» **WHAT IS EXPECTED**
Which lines have the string "title"? Copy all of them from the entries below.

» **EXERCISE DATA**
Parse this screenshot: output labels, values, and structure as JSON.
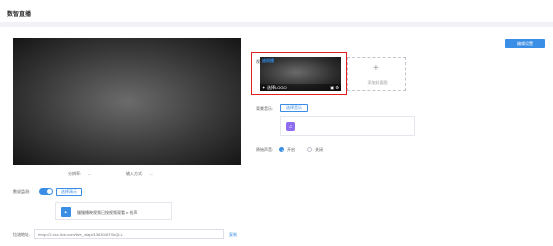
{
  "page": {
    "title": "数智直播",
    "primary_button": "编辑设置"
  },
  "preview": {
    "resolution_label": "分辨率:",
    "resolution_value": "--",
    "input_mode_label": "输入方式:",
    "input_mode_value": "--"
  },
  "settings": {
    "auto_play_label": "数说监测:",
    "select_video_button": "选择演示",
    "info_text": "慢慢播映视频已按视频观看 n 份声",
    "pull_url_label": "拉流地址:",
    "pull_url_value": "rtmp://2.xxx-live.com/live_xtapi/13630/ATXkQLL",
    "copy_link": "复制"
  },
  "cover": {
    "label": "视频:",
    "brand_text": "迪知播",
    "caption": "选择LOGO",
    "add_label": "添加封面图"
  },
  "music": {
    "label": "背景音乐:",
    "select_button": "选择音乐"
  },
  "sound": {
    "label": "原始声音:",
    "on_label": "开启",
    "off_label": "关闭"
  },
  "colors": {
    "accent": "#3a8ee6",
    "highlight": "#e02020"
  }
}
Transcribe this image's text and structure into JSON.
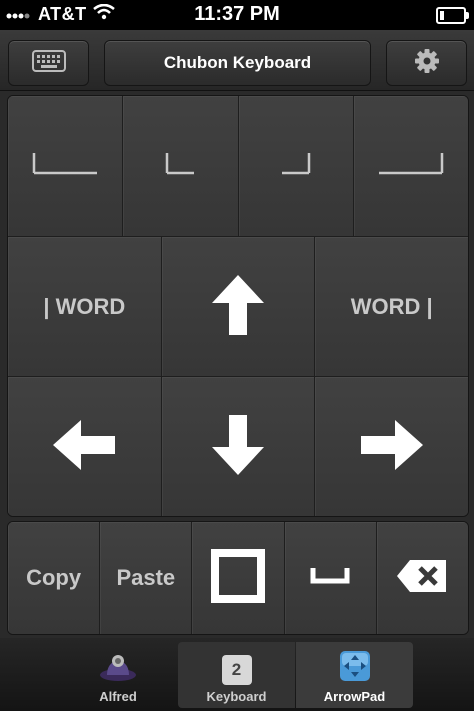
{
  "status_bar": {
    "carrier": "AT&T",
    "time": "11:37 PM",
    "icons": [
      "signal-bars-icon",
      "wifi-icon",
      "battery-icon"
    ]
  },
  "nav_bar": {
    "title": "Chubon Keyboard",
    "left_icon": "keyboard-icon",
    "right_icon": "gear-icon"
  },
  "cursor_row": {
    "icons": [
      "line-start-icon",
      "word-start-icon",
      "word-end-icon",
      "line-end-icon"
    ]
  },
  "arrow_keys": {
    "word_left_label": "| WORD",
    "word_right_label": "WORD |",
    "icons": [
      "arrow-up-icon",
      "arrow-left-icon",
      "arrow-down-icon",
      "arrow-right-icon"
    ]
  },
  "edit_row": {
    "copy_label": "Copy",
    "paste_label": "Paste",
    "icons": [
      "select-square-icon",
      "space-icon",
      "backspace-icon"
    ]
  },
  "tab_bar": {
    "tabs": [
      {
        "label": "Alfred",
        "icon": "alfred-hat-icon",
        "selected": false
      },
      {
        "label": "Keyboard",
        "icon": "keyboard-number-icon",
        "badge": "2",
        "selected": false
      },
      {
        "label": "ArrowPad",
        "icon": "arrowpad-icon",
        "selected": true
      }
    ]
  },
  "colors": {
    "background": "#2a2a2a",
    "key_face": "#3c3c3c",
    "key_text": "#c9c9c9",
    "status_bar": "#000000"
  }
}
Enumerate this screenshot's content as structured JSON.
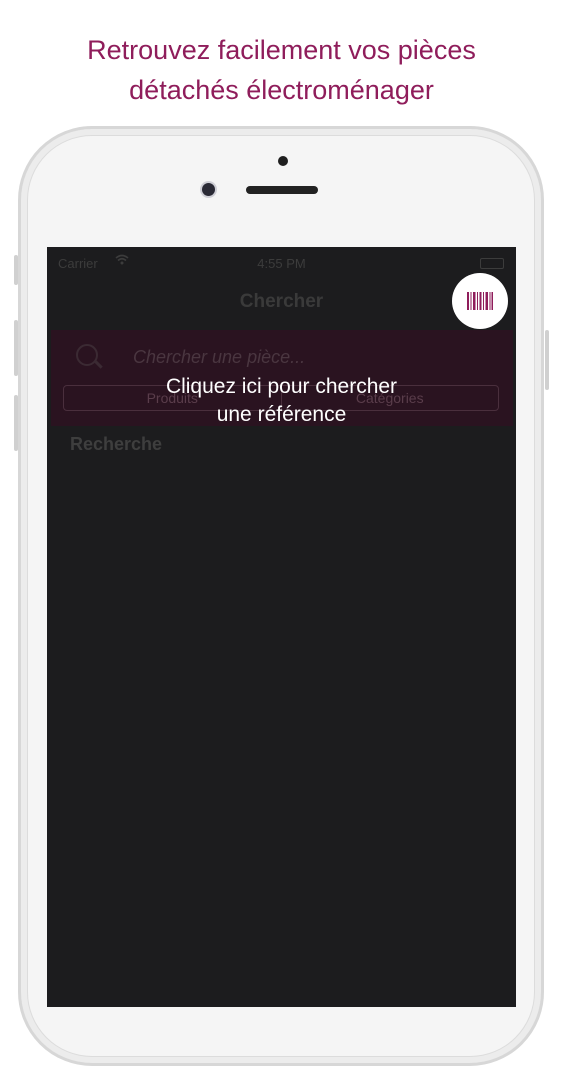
{
  "headline": {
    "line1": "Retrouvez facilement vos pièces",
    "line2": "détachés électroménager"
  },
  "status_bar": {
    "carrier": "Carrier",
    "time": "4:55 PM"
  },
  "navbar": {
    "title": "Chercher"
  },
  "search": {
    "placeholder": "Chercher une pièce..."
  },
  "segments": [
    "Produits",
    "Catégories"
  ],
  "section": {
    "label": "Recherche"
  },
  "tooltip": {
    "line1": "Cliquez ici pour chercher",
    "line2": "une référence"
  },
  "colors": {
    "brand": "#8f1d5b",
    "screen_bg": "#1c1c1e"
  },
  "icons": {
    "barcode": "barcode-icon",
    "search": "search-icon",
    "wifi": "wifi-icon",
    "battery": "battery-icon"
  }
}
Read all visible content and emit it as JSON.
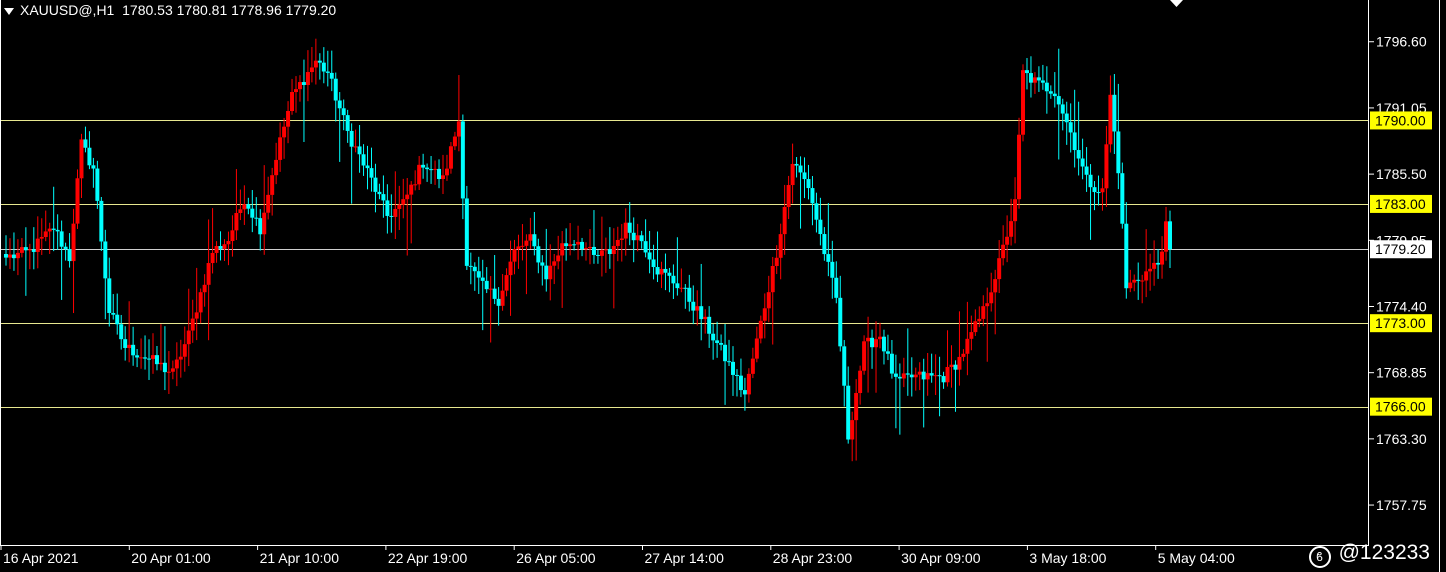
{
  "header": {
    "symbol": "XAUUSD@,H1",
    "ohlc": "1780.53 1780.81 1778.96 1779.20"
  },
  "watermark": {
    "text": "@123233"
  },
  "colors": {
    "bull": "#ff0000",
    "bear": "#00ffff",
    "level_line": "#e8e890",
    "level_label_bg": "#ffff00",
    "current_label_bg": "#ffffff",
    "axis": "#ffffff",
    "background": "#000000"
  },
  "chart_data": {
    "type": "candlestick",
    "symbol": "XAUUSD@",
    "timeframe": "H1",
    "price_ticks": [
      "1796.60",
      "1791.05",
      "1785.50",
      "1779.95",
      "1774.40",
      "1768.85",
      "1763.30",
      "1757.75"
    ],
    "time_labels": [
      "16 Apr 2021",
      "20 Apr 01:00",
      "21 Apr 10:00",
      "22 Apr 19:00",
      "26 Apr 05:00",
      "27 Apr 14:00",
      "28 Apr 23:00",
      "30 Apr 09:00",
      "3 May 18:00",
      "5 May 04:00"
    ],
    "ylim": [
      1754.4,
      1800.1
    ],
    "levels": [
      "1790.00",
      "1783.00",
      "1773.00",
      "1766.00"
    ],
    "current_price": "1779.20",
    "anchors": [
      {
        "i": 0,
        "p": 1778.5
      },
      {
        "i": 6,
        "p": 1779
      },
      {
        "i": 12,
        "p": 1781
      },
      {
        "i": 16,
        "p": 1778.5
      },
      {
        "i": 19,
        "p": 1788
      },
      {
        "i": 22,
        "p": 1786
      },
      {
        "i": 26,
        "p": 1774
      },
      {
        "i": 30,
        "p": 1771
      },
      {
        "i": 36,
        "p": 1770
      },
      {
        "i": 42,
        "p": 1768.8
      },
      {
        "i": 46,
        "p": 1772
      },
      {
        "i": 52,
        "p": 1779
      },
      {
        "i": 56,
        "p": 1780
      },
      {
        "i": 60,
        "p": 1783.5
      },
      {
        "i": 64,
        "p": 1781
      },
      {
        "i": 68,
        "p": 1787
      },
      {
        "i": 72,
        "p": 1792
      },
      {
        "i": 78,
        "p": 1795
      },
      {
        "i": 81,
        "p": 1794
      },
      {
        "i": 86,
        "p": 1789
      },
      {
        "i": 92,
        "p": 1785
      },
      {
        "i": 96,
        "p": 1782
      },
      {
        "i": 100,
        "p": 1783
      },
      {
        "i": 105,
        "p": 1786.5
      },
      {
        "i": 110,
        "p": 1785
      },
      {
        "i": 114,
        "p": 1790
      },
      {
        "i": 116,
        "p": 1778
      },
      {
        "i": 120,
        "p": 1776
      },
      {
        "i": 124,
        "p": 1775
      },
      {
        "i": 128,
        "p": 1779
      },
      {
        "i": 132,
        "p": 1780
      },
      {
        "i": 136,
        "p": 1777
      },
      {
        "i": 140,
        "p": 1779.5
      },
      {
        "i": 144,
        "p": 1780
      },
      {
        "i": 148,
        "p": 1778.5
      },
      {
        "i": 152,
        "p": 1779
      },
      {
        "i": 156,
        "p": 1781
      },
      {
        "i": 160,
        "p": 1780
      },
      {
        "i": 164,
        "p": 1777.5
      },
      {
        "i": 170,
        "p": 1776
      },
      {
        "i": 176,
        "p": 1773
      },
      {
        "i": 182,
        "p": 1769.5
      },
      {
        "i": 186,
        "p": 1767
      },
      {
        "i": 190,
        "p": 1773
      },
      {
        "i": 194,
        "p": 1779
      },
      {
        "i": 198,
        "p": 1786.5
      },
      {
        "i": 202,
        "p": 1784.5
      },
      {
        "i": 206,
        "p": 1779
      },
      {
        "i": 209,
        "p": 1775
      },
      {
        "i": 212,
        "p": 1763.5
      },
      {
        "i": 216,
        "p": 1771
      },
      {
        "i": 220,
        "p": 1772
      },
      {
        "i": 224,
        "p": 1768
      },
      {
        "i": 228,
        "p": 1768.5
      },
      {
        "i": 232,
        "p": 1768.5
      },
      {
        "i": 236,
        "p": 1768.5
      },
      {
        "i": 240,
        "p": 1770
      },
      {
        "i": 246,
        "p": 1774
      },
      {
        "i": 250,
        "p": 1778
      },
      {
        "i": 254,
        "p": 1783
      },
      {
        "i": 256,
        "p": 1794
      },
      {
        "i": 260,
        "p": 1793
      },
      {
        "i": 264,
        "p": 1792.5
      },
      {
        "i": 268,
        "p": 1789
      },
      {
        "i": 272,
        "p": 1785
      },
      {
        "i": 276,
        "p": 1784
      },
      {
        "i": 278,
        "p": 1792
      },
      {
        "i": 280,
        "p": 1786
      },
      {
        "i": 282,
        "p": 1776
      },
      {
        "i": 286,
        "p": 1777
      },
      {
        "i": 290,
        "p": 1778
      },
      {
        "i": 292,
        "p": 1781
      },
      {
        "i": 293,
        "p": 1779.2
      }
    ]
  }
}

» **OUTPUT FOR THIS EXERCISE**
    "title": "数智直播",
    "title": "Chubon Keyboard",
    "title": "Chercher"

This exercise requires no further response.